> **DIRECTIVE**
Copy all of the material below exactly.

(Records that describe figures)

============================================================

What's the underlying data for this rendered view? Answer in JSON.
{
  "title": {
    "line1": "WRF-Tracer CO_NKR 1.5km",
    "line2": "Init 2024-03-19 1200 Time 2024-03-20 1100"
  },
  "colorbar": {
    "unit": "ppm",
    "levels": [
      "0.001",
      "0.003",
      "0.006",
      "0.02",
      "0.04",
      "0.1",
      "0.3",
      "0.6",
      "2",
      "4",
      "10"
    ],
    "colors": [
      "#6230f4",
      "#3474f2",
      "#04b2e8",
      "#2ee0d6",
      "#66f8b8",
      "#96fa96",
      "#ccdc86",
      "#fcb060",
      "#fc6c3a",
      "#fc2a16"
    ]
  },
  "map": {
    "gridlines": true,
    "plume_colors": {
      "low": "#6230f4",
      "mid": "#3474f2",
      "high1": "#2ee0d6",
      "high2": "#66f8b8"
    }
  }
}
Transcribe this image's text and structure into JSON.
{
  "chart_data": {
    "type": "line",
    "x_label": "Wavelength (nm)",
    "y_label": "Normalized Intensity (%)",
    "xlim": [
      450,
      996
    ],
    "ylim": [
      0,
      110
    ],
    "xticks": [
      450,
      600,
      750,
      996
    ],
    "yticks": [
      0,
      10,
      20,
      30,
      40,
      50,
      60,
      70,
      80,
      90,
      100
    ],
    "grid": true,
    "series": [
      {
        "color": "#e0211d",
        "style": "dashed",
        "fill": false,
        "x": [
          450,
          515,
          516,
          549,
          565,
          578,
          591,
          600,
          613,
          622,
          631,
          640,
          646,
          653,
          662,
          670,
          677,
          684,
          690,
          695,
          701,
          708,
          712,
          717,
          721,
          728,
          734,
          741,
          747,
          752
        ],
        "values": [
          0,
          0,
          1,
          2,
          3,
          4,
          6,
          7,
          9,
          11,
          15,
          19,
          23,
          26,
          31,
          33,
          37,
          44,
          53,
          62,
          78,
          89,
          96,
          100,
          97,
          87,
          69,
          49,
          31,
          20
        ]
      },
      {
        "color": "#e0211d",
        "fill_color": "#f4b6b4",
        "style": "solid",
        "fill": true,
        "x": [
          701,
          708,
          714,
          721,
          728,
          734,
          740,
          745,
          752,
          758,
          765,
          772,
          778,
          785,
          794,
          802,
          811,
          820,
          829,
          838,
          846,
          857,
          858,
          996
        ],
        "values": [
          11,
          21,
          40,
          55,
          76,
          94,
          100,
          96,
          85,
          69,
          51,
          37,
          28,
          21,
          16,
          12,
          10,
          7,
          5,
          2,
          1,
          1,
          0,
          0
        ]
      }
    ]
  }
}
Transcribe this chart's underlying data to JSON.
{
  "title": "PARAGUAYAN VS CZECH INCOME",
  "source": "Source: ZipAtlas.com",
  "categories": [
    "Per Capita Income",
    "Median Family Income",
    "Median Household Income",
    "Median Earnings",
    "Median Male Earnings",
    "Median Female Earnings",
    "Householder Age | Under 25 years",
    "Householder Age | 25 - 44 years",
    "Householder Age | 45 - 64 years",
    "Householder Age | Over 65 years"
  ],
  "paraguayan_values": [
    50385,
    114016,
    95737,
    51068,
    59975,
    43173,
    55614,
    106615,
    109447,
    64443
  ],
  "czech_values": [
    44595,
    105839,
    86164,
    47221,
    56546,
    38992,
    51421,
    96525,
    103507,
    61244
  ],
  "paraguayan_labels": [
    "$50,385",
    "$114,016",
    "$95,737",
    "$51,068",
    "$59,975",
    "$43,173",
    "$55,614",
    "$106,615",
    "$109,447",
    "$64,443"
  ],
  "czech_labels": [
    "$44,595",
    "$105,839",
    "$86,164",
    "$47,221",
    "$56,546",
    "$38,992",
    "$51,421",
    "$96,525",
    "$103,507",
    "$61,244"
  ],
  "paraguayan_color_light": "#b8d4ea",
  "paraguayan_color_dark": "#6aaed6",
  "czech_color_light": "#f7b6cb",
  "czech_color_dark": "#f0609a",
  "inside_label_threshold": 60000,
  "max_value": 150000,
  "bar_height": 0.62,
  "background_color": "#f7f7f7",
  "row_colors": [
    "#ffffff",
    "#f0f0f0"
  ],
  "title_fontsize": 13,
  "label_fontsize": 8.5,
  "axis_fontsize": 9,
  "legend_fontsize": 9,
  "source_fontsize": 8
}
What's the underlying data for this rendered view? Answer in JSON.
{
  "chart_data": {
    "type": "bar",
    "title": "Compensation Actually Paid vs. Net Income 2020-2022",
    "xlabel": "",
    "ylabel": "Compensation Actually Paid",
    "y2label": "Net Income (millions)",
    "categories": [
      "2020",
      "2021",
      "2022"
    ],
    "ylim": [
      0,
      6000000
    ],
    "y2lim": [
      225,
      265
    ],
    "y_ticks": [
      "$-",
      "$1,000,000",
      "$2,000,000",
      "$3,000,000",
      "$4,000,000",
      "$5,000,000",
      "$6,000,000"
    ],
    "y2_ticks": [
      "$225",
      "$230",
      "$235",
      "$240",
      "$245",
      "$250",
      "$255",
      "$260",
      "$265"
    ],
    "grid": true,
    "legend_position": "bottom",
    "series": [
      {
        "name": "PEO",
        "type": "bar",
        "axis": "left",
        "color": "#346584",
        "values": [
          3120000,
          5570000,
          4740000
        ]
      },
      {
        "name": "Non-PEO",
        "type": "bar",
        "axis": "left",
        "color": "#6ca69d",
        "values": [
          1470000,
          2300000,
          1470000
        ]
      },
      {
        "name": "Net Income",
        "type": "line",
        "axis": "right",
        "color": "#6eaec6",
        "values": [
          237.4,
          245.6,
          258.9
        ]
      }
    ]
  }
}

============================================================

> **RESULT BELOW**
What's the underlying data for this rendered view? Answer in JSON.
{
  "title": {
    "line1": "WRF-Tracer CO_NKR 1.5km",
    "line2": "Init 2024-03-19 1200 Time 2024-03-20 1100"
  },
  "colorbar": {
    "unit": "ppm",
    "levels": [
      "0.001",
      "0.003",
      "0.006",
      "0.02",
      "0.04",
      "0.1",
      "0.3",
      "0.6",
      "2",
      "4",
      "10"
    ],
    "colors": [
      "#6230f4",
      "#3474f2",
      "#04b2e8",
      "#2ee0d6",
      "#66f8b8",
      "#96fa96",
      "#ccdc86",
      "#fcb060",
      "#fc6c3a",
      "#fc2a16"
    ]
  },
  "map": {
    "gridlines": true,
    "plume_colors": {
      "low": "#6230f4",
      "mid": "#3474f2",
      "high1": "#2ee0d6",
      "high2": "#66f8b8"
    }
  }
}
Transcribe this image's text and structure into JSON.
{
  "chart_data": {
    "type": "line",
    "x_label": "Wavelength (nm)",
    "y_label": "Normalized Intensity (%)",
    "xlim": [
      450,
      996
    ],
    "ylim": [
      0,
      110
    ],
    "xticks": [
      450,
      600,
      750,
      996
    ],
    "yticks": [
      0,
      10,
      20,
      30,
      40,
      50,
      60,
      70,
      80,
      90,
      100
    ],
    "grid": true,
    "series": [
      {
        "color": "#e0211d",
        "style": "dashed",
        "fill": false,
        "x": [
          450,
          515,
          516,
          549,
          565,
          578,
          591,
          600,
          613,
          622,
          631,
          640,
          646,
          653,
          662,
          670,
          677,
          684,
          690,
          695,
          701,
          708,
          712,
          717,
          721,
          728,
          734,
          741,
          747,
          752
        ],
        "values": [
          0,
          0,
          1,
          2,
          3,
          4,
          6,
          7,
          9,
          11,
          15,
          19,
          23,
          26,
          31,
          33,
          37,
          44,
          53,
          62,
          78,
          89,
          96,
          100,
          97,
          87,
          69,
          49,
          31,
          20
        ]
      },
      {
        "color": "#e0211d",
        "fill_color": "#f4b6b4",
        "style": "solid",
        "fill": true,
        "x": [
          701,
          708,
          714,
          721,
          728,
          734,
          740,
          745,
          752,
          758,
          765,
          772,
          778,
          785,
          794,
          802,
          811,
          820,
          829,
          838,
          846,
          857,
          858,
          996
        ],
        "values": [
          11,
          21,
          40,
          55,
          76,
          94,
          100,
          96,
          85,
          69,
          51,
          37,
          28,
          21,
          16,
          12,
          10,
          7,
          5,
          2,
          1,
          1,
          0,
          0
        ]
      }
    ]
  }
}
Transcribe this chart's underlying data to JSON.
{
  "title": "PARAGUAYAN VS CZECH INCOME",
  "source": "Source: ZipAtlas.com",
  "categories": [
    "Per Capita Income",
    "Median Family Income",
    "Median Household Income",
    "Median Earnings",
    "Median Male Earnings",
    "Median Female Earnings",
    "Householder Age | Under 25 years",
    "Householder Age | 25 - 44 years",
    "Householder Age | 45 - 64 years",
    "Householder Age | Over 65 years"
  ],
  "paraguayan_values": [
    50385,
    114016,
    95737,
    51068,
    59975,
    43173,
    55614,
    106615,
    109447,
    64443
  ],
  "czech_values": [
    44595,
    105839,
    86164,
    47221,
    56546,
    38992,
    51421,
    96525,
    103507,
    61244
  ],
  "paraguayan_labels": [
    "$50,385",
    "$114,016",
    "$95,737",
    "$51,068",
    "$59,975",
    "$43,173",
    "$55,614",
    "$106,615",
    "$109,447",
    "$64,443"
  ],
  "czech_labels": [
    "$44,595",
    "$105,839",
    "$86,164",
    "$47,221",
    "$56,546",
    "$38,992",
    "$51,421",
    "$96,525",
    "$103,507",
    "$61,244"
  ],
  "paraguayan_color_light": "#b8d4ea",
  "paraguayan_color_dark": "#6aaed6",
  "czech_color_light": "#f7b6cb",
  "czech_color_dark": "#f0609a",
  "inside_label_threshold": 60000,
  "max_value": 150000,
  "bar_height": 0.62,
  "background_color": "#f7f7f7",
  "row_colors": [
    "#ffffff",
    "#f0f0f0"
  ],
  "title_fontsize": 13,
  "label_fontsize": 8.5,
  "axis_fontsize": 9,
  "legend_fontsize": 9,
  "source_fontsize": 8
}
What's the underlying data for this rendered view? Answer in JSON.
{
  "chart_data": {
    "type": "bar",
    "title": "Compensation Actually Paid vs. Net Income 2020-2022",
    "xlabel": "",
    "ylabel": "Compensation Actually Paid",
    "y2label": "Net Income (millions)",
    "categories": [
      "2020",
      "2021",
      "2022"
    ],
    "ylim": [
      0,
      6000000
    ],
    "y2lim": [
      225,
      265
    ],
    "y_ticks": [
      "$-",
      "$1,000,000",
      "$2,000,000",
      "$3,000,000",
      "$4,000,000",
      "$5,000,000",
      "$6,000,000"
    ],
    "y2_ticks": [
      "$225",
      "$230",
      "$235",
      "$240",
      "$245",
      "$250",
      "$255",
      "$260",
      "$265"
    ],
    "grid": true,
    "legend_position": "bottom",
    "series": [
      {
        "name": "PEO",
        "type": "bar",
        "axis": "left",
        "color": "#346584",
        "values": [
          3120000,
          5570000,
          4740000
        ]
      },
      {
        "name": "Non-PEO",
        "type": "bar",
        "axis": "left",
        "color": "#6ca69d",
        "values": [
          1470000,
          2300000,
          1470000
        ]
      },
      {
        "name": "Net Income",
        "type": "line",
        "axis": "right",
        "color": "#6eaec6",
        "values": [
          237.4,
          245.6,
          258.9
        ]
      }
    ]
  }
}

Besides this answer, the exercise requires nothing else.